> _Exercise details_: Send each entry back exactly as given, pictures excluded.

[Dataset items]
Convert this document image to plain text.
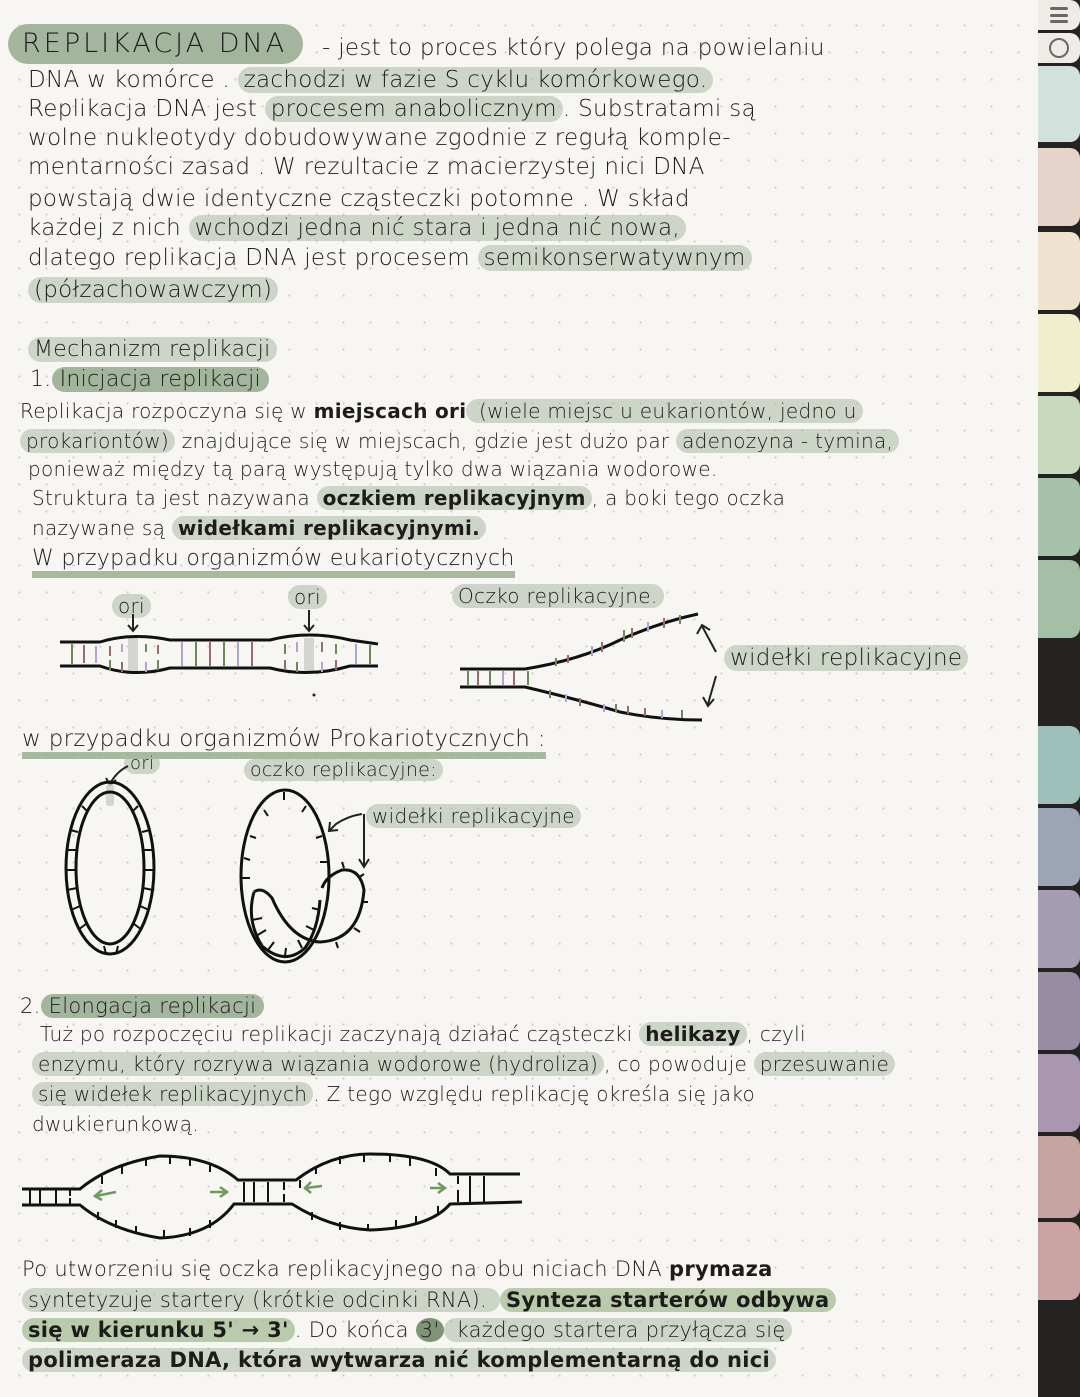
REPLIKACJA DNA	- jest to proces który polega na powielaniu
DNA w komórce . zachodzi w fazie S cyklu komórkowego.
Replikacja DNA jest procesem anabolicznym . Substratami są
wolne nukleotydy dobudowywane zgodnie z regułą komple-
mentarności zasad . W rezultacie z macierzystej nici DNA
powstają dwie identyczne cząsteczki potomne . W skład
każdej z nich wchodzi jedna nić stara i jedna nić nowa,
dlatego replikacja DNA jest procesem semikonserwatywnym
(półzachowawczym)
Mechanizm replikacji
1. Inicjacja replikacji
Replikacja rozpoczyna się w miejscach ori (wiele miejsc u eukariontów, jedno u
prokariontów) znajdujące się w miejscach, gdzie jest dużo par adenozyna - tymina,
ponieważ między tą parą występują tylko dwa wiązania wodorowe.
Struktura ta jest nazywana oczkiem replikacyjnym , a boki tego oczka
nazywane są widełkami replikacyjnymi.
W przypadku organizmów eukariotycznych
ori	ori	Oczko replikacyjne.
widełki replikacyjne
w przypadku organizmów Prokariotycznych :
ori	oczko replikacyjne:
widełki replikacyjne
2. Elongacja replikacji
Tuż po rozpoczęciu replikacji zaczynają działać cząsteczki helikazy , czyli
enzymu, który rozrywa wiązania wodorowe (hydroliza) , co powoduje przesuwanie
się widełek replikacyjnych . Z tego względu replikację określa się jako
dwukierunkową.
Po utworzeniu się oczka replikacyjnego na obu niciach DNA prymaza
syntetyzuje startery (krótkie odcinki RNA). Synteza starterów odbywa
się w kierunku 5' → 3' . Do końca 3' każdego startera przyłącza się
polimeraza DNA, która wytwarza nić komplementarną do nici
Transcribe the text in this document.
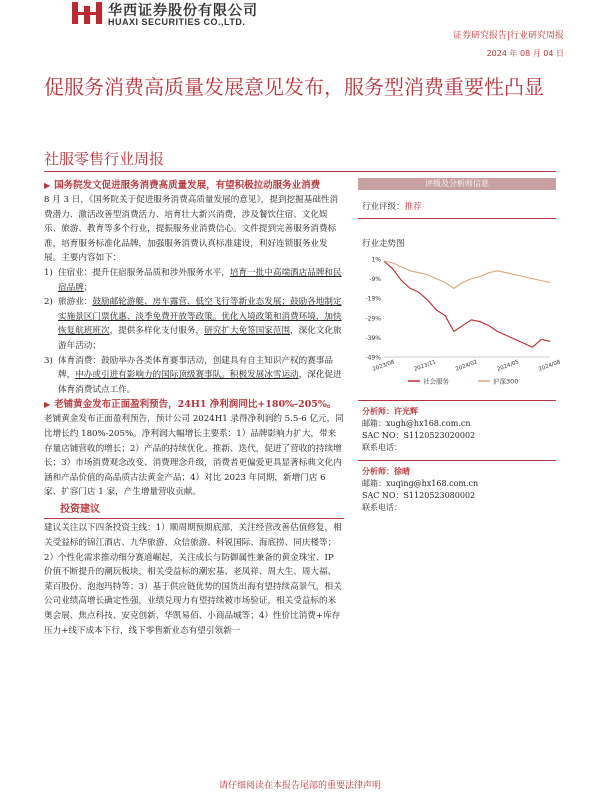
华西证券股份有限公司
HUAXI SECURITIES CO.,LTD.
证券研究报告|行业研究周报
2024 年 08 月 04 日
促服务消费高质量发展意见发布，服务型消费重要性凸显
社服零售行业周报

▶ 国务院发文促进服务消费高质量发展，有望积极拉动服务业消费

8 月 3 日，《国务院关于促进服务消费高质量发展的意见》，提到挖掘基础性消费潜力、激活改善型消费活力、培育壮大新兴消费，涉及餐饮住宿、文化娱乐、旅游、教育等多个行业，提振服务业消费信心。文件提到完善服务消费标准，培育服务标准化品牌，加强服务消费认真标准建设，利好连锁服务业发展。主要内容如下：

1) 住宿业：提升住宿服务品质和涉外服务水平，培育一批中高端酒店品牌和民宿品牌；
2) 旅游业：鼓励邮轮游艇、房车露营、低空飞行等新业态发展；鼓励各地制定实施景区门票优惠、淡季免费开放等政策。优化入境政策和消费环境，加快恢复航班班次，提供多样化支付服务，研究扩大免签国家范围，深化文化旅游年活动；
3) 体育消费：鼓励举办各类体育赛事活动，创建具有自主知识产权的赛事品牌，申办或引进有影响力的国际顶级赛事队。积极发展冰雪运动，深化促进体育消费试点工作。

▶ 老铺黄金发布正面盈利预告，24H1 净利润同比+180%-205%。

老铺黄金发布正面盈利预告，预计公司 2024H1 录得净利润约 5.5-6 亿元，同比增长约 180%-205%。净利润大幅增长主要系：1）品牌影响力扩大，带来存量店铺营收的增长；2）产品的持续优化、推新、迭代，促进了营收的持续增长；3）市场消费观念改变、消费理念升级，消费者更偏爱更具显著标典文化内涵和产品价值的高品质古法黄金产品；4）对比 2023 年同期，新增门店 6 家、扩容门店 1 家，产生增量营收贡献。

投资建议

建议关注以下四条投资主线：1）顺周期预期底部，关注经营改善估值修复，相关受益标的锦江酒店、九华旅游、众信旅游、科锐国际、海底捞、同庆楼等；2）个性化需求推动细分赛道崛起，关注成长与防御属性兼备的黄金珠宝、IP 价值不断提升的潮玩板块，相关受益标的潮宏基、老凤祥、周大生、周大福、菜百股份、泡泡玛特等；3）基于供应链优势的国货出海有望持续高景气，相关公司业绩高增长确定性强，业绩兑现力有望持续被市场验证，相关受益标的米奥会展、焦点科技、安克创新、华凯易佰、小商品城等；4）性价比消费+库存压力+线下成本下行，线下零售新业态有望引领新一

评级及分析师信息
行业评级：推荐
行业走势图
1%
-9%
-19%
-29%
-39%
-49%
2023/08	2023/11	2024/02	2024/05	2024/08
社会服务	沪深300
分析师：许光辉
邮箱：xugh@hx168.com.cn
SAC NO：S1120523020002
联系电话：
分析师：徐晴
邮箱：xuqing@hx168.com.cn
SAC NO：S1120523080002
联系电话：
请仔细阅读在本报告尾部的重要法律声明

> _Answer to this problem_:
Convert this document image to plain text.
REPLIKACJA DNA	- jest to proces który polega na powielaniu
DNA w komórce . zachodzi w fazie S cyklu komórkowego.
Replikacja DNA jest procesem anabolicznym . Substratami są
wolne nukleotydy dobudowywane zgodnie z regułą komple-
mentarności zasad . W rezultacie z macierzystej nici DNA
powstają dwie identyczne cząsteczki potomne . W skład
każdej z nich wchodzi jedna nić stara i jedna nić nowa,
dlatego replikacja DNA jest procesem semikonserwatywnym
(półzachowawczym)
Mechanizm replikacji
1. Inicjacja replikacji
Replikacja rozpoczyna się w miejscach ori (wiele miejsc u eukariontów, jedno u
prokariontów) znajdujące się w miejscach, gdzie jest dużo par adenozyna - tymina,
ponieważ między tą parą występują tylko dwa wiązania wodorowe.
Struktura ta jest nazywana oczkiem replikacyjnym , a boki tego oczka
nazywane są widełkami replikacyjnymi.
W przypadku organizmów eukariotycznych
ori	ori	Oczko replikacyjne.
widełki replikacyjne
w przypadku organizmów Prokariotycznych :
ori	oczko replikacyjne:
widełki replikacyjne
2. Elongacja replikacji
Tuż po rozpoczęciu replikacji zaczynają działać cząsteczki helikazy , czyli
enzymu, który rozrywa wiązania wodorowe (hydroliza) , co powoduje przesuwanie
się widełek replikacyjnych . Z tego względu replikację określa się jako
dwukierunkową.
Po utworzeniu się oczka replikacyjnego na obu niciach DNA prymaza
syntetyzuje startery (krótkie odcinki RNA). Synteza starterów odbywa
się w kierunku 5' → 3' . Do końca 3' każdego startera przyłącza się
polimeraza DNA, która wytwarza nić komplementarną do nici
Transcribe the text in this document.
华西证券股份有限公司
HUAXI SECURITIES CO.,LTD.
证券研究报告|行业研究周报
2024 年 08 月 04 日
促服务消费高质量发展意见发布，服务型消费重要性凸显
社服零售行业周报

▶ 国务院发文促进服务消费高质量发展，有望积极拉动服务业消费

8 月 3 日，《国务院关于促进服务消费高质量发展的意见》，提到挖掘基础性消费潜力、激活改善型消费活力、培育壮大新兴消费，涉及餐饮住宿、文化娱乐、旅游、教育等多个行业，提振服务业消费信心。文件提到完善服务消费标准，培育服务标准化品牌，加强服务消费认真标准建设，利好连锁服务业发展。主要内容如下：

1) 住宿业：提升住宿服务品质和涉外服务水平，培育一批中高端酒店品牌和民宿品牌；
2) 旅游业：鼓励邮轮游艇、房车露营、低空飞行等新业态发展；鼓励各地制定实施景区门票优惠、淡季免费开放等政策。优化入境政策和消费环境，加快恢复航班班次，提供多样化支付服务，研究扩大免签国家范围，深化文化旅游年活动；
3) 体育消费：鼓励举办各类体育赛事活动，创建具有自主知识产权的赛事品牌，申办或引进有影响力的国际顶级赛事队。积极发展冰雪运动，深化促进体育消费试点工作。

▶ 老铺黄金发布正面盈利预告，24H1 净利润同比+180%-205%。

老铺黄金发布正面盈利预告，预计公司 2024H1 录得净利润约 5.5-6 亿元，同比增长约 180%-205%。净利润大幅增长主要系：1）品牌影响力扩大，带来存量店铺营收的增长；2）产品的持续优化、推新、迭代，促进了营收的持续增长；3）市场消费观念改变、消费理念升级，消费者更偏爱更具显著标典文化内涵和产品价值的高品质古法黄金产品；4）对比 2023 年同期，新增门店 6 家、扩容门店 1 家，产生增量营收贡献。

投资建议

建议关注以下四条投资主线：1）顺周期预期底部，关注经营改善估值修复，相关受益标的锦江酒店、九华旅游、众信旅游、科锐国际、海底捞、同庆楼等；2）个性化需求推动细分赛道崛起，关注成长与防御属性兼备的黄金珠宝、IP 价值不断提升的潮玩板块，相关受益标的潮宏基、老凤祥、周大生、周大福、菜百股份、泡泡玛特等；3）基于供应链优势的国货出海有望持续高景气，相关公司业绩高增长确定性强，业绩兑现力有望持续被市场验证，相关受益标的米奥会展、焦点科技、安克创新、华凯易佰、小商品城等；4）性价比消费+库存压力+线下成本下行，线下零售新业态有望引领新一

评级及分析师信息
行业评级：推荐
行业走势图
1%
-9%
-19%
-29%
-39%
-49%
2023/08	2023/11	2024/02	2024/05	2024/08
社会服务	沪深300
分析师：许光辉
邮箱：xugh@hx168.com.cn
SAC NO：S1120523020002
联系电话：
分析师：徐晴
邮箱：xuqing@hx168.com.cn
SAC NO：S1120523080002
联系电话：
请仔细阅读在本报告尾部的重要法律声明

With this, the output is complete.